## DESCRIPTION OF THE TASK
Pick out the lines containing "color".

Records from a data collection
☆ ☆ ☆ ☆ ☆ ☆ ☆

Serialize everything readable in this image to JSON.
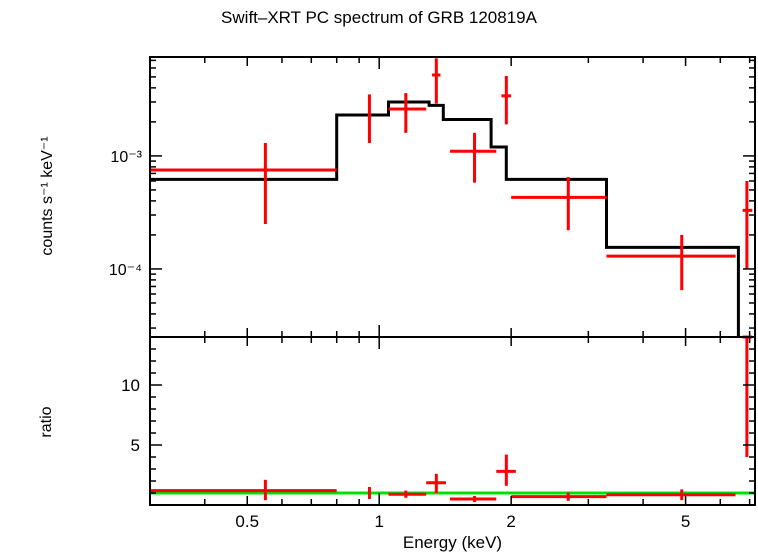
{
  "chart_data": [
    {
      "type": "scatter",
      "panel": "spectrum",
      "title": "Swift–XRT PC spectrum of GRB 120819A",
      "xlabel": "Energy (keV)",
      "ylabel": "counts s⁻¹ keV⁻¹",
      "xscale": "log",
      "yscale": "log",
      "xlim": [
        0.3,
        7.2
      ],
      "ylim": [
        2.5e-05,
        0.0075
      ],
      "x_ticks": [
        "0.5",
        "1",
        "2",
        "5"
      ],
      "y_ticks": [
        "10⁻³",
        "10⁻⁴"
      ],
      "series": [
        {
          "name": "",
          "kind": "data",
          "color": "#ff0000",
          "points": [
            {
              "x": 0.55,
              "xlo": 0.3,
              "xhi": 0.8,
              "y": 0.00075,
              "ylo": 0.00025,
              "yhi": 0.0013
            },
            {
              "x": 0.95,
              "xlo": 0.95,
              "xhi": 0.95,
              "y": 0.0024,
              "ylo": 0.0013,
              "yhi": 0.0035
            },
            {
              "x": 1.15,
              "xlo": 1.05,
              "xhi": 1.28,
              "y": 0.0026,
              "ylo": 0.0016,
              "yhi": 0.0036
            },
            {
              "x": 1.35,
              "xlo": 1.32,
              "xhi": 1.38,
              "y": 0.0052,
              "ylo": 0.0029,
              "yhi": 0.0073
            },
            {
              "x": 1.65,
              "xlo": 1.45,
              "xhi": 1.85,
              "y": 0.0011,
              "ylo": 0.00058,
              "yhi": 0.0016
            },
            {
              "x": 1.95,
              "xlo": 1.9,
              "xhi": 2.0,
              "y": 0.0034,
              "ylo": 0.0019,
              "yhi": 0.0051
            },
            {
              "x": 2.7,
              "xlo": 2.0,
              "xhi": 3.3,
              "y": 0.00043,
              "ylo": 0.00022,
              "yhi": 0.00065
            },
            {
              "x": 4.9,
              "xlo": 3.3,
              "xhi": 6.5,
              "y": 0.00013,
              "ylo": 6.5e-05,
              "yhi": 0.0002
            },
            {
              "x": 6.9,
              "xlo": 6.75,
              "xhi": 7.1,
              "y": 0.00033,
              "ylo": 0.0001,
              "yhi": 0.0006
            }
          ]
        },
        {
          "name": "",
          "kind": "model",
          "color": "#000000",
          "step": [
            {
              "x0": 0.3,
              "x1": 0.8,
              "y": 0.00062
            },
            {
              "x0": 0.8,
              "x1": 1.05,
              "y": 0.0023
            },
            {
              "x0": 1.05,
              "x1": 1.3,
              "y": 0.003
            },
            {
              "x0": 1.3,
              "x1": 1.4,
              "y": 0.0028
            },
            {
              "x0": 1.4,
              "x1": 1.8,
              "y": 0.0021
            },
            {
              "x0": 1.8,
              "x1": 1.95,
              "y": 0.0012
            },
            {
              "x0": 1.95,
              "x1": 3.3,
              "y": 0.00062
            },
            {
              "x0": 3.3,
              "x1": 6.6,
              "y": 0.000155
            },
            {
              "x0": 6.6,
              "x1": 7.2,
              "y": 2e-05
            }
          ]
        }
      ]
    },
    {
      "type": "scatter",
      "panel": "ratio",
      "xlabel": "Energy (keV)",
      "ylabel": "ratio",
      "xscale": "log",
      "yscale": "linear",
      "xlim": [
        0.3,
        7.2
      ],
      "ylim": [
        0,
        14
      ],
      "y_ticks": [
        "5",
        "10"
      ],
      "series": [
        {
          "name": "",
          "kind": "data",
          "color": "#ff0000",
          "points": [
            {
              "x": 0.55,
              "xlo": 0.3,
              "xhi": 0.8,
              "y": 1.2,
              "ylo": 0.4,
              "yhi": 2.1
            },
            {
              "x": 0.95,
              "xlo": 0.95,
              "xhi": 0.95,
              "y": 1.0,
              "ylo": 0.5,
              "yhi": 1.5
            },
            {
              "x": 1.15,
              "xlo": 1.05,
              "xhi": 1.28,
              "y": 0.9,
              "ylo": 0.6,
              "yhi": 1.2
            },
            {
              "x": 1.35,
              "xlo": 1.28,
              "xhi": 1.42,
              "y": 1.85,
              "ylo": 1.0,
              "yhi": 2.6
            },
            {
              "x": 1.65,
              "xlo": 1.45,
              "xhi": 1.85,
              "y": 0.5,
              "ylo": 0.25,
              "yhi": 0.75
            },
            {
              "x": 1.95,
              "xlo": 1.85,
              "xhi": 2.05,
              "y": 2.8,
              "ylo": 1.6,
              "yhi": 4.2
            },
            {
              "x": 2.7,
              "xlo": 2.0,
              "xhi": 3.3,
              "y": 0.7,
              "ylo": 0.35,
              "yhi": 1.05
            },
            {
              "x": 4.9,
              "xlo": 3.3,
              "xhi": 6.5,
              "y": 0.85,
              "ylo": 0.4,
              "yhi": 1.3
            },
            {
              "x": 6.9,
              "xlo": 6.75,
              "xhi": 7.1,
              "y": 14.0,
              "ylo": 4.0,
              "yhi": 14.0
            }
          ]
        },
        {
          "name": "",
          "kind": "reference",
          "color": "#00e000",
          "y": 1
        }
      ]
    }
  ]
}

☆ ☆ ☆ ☆ ☆ ☆ ☆

## OUTPUT OF THE EXERCISE
          "color": "#ff0000",
          "color": "#000000",
          "color": "#ff0000",
          "color": "#00e000",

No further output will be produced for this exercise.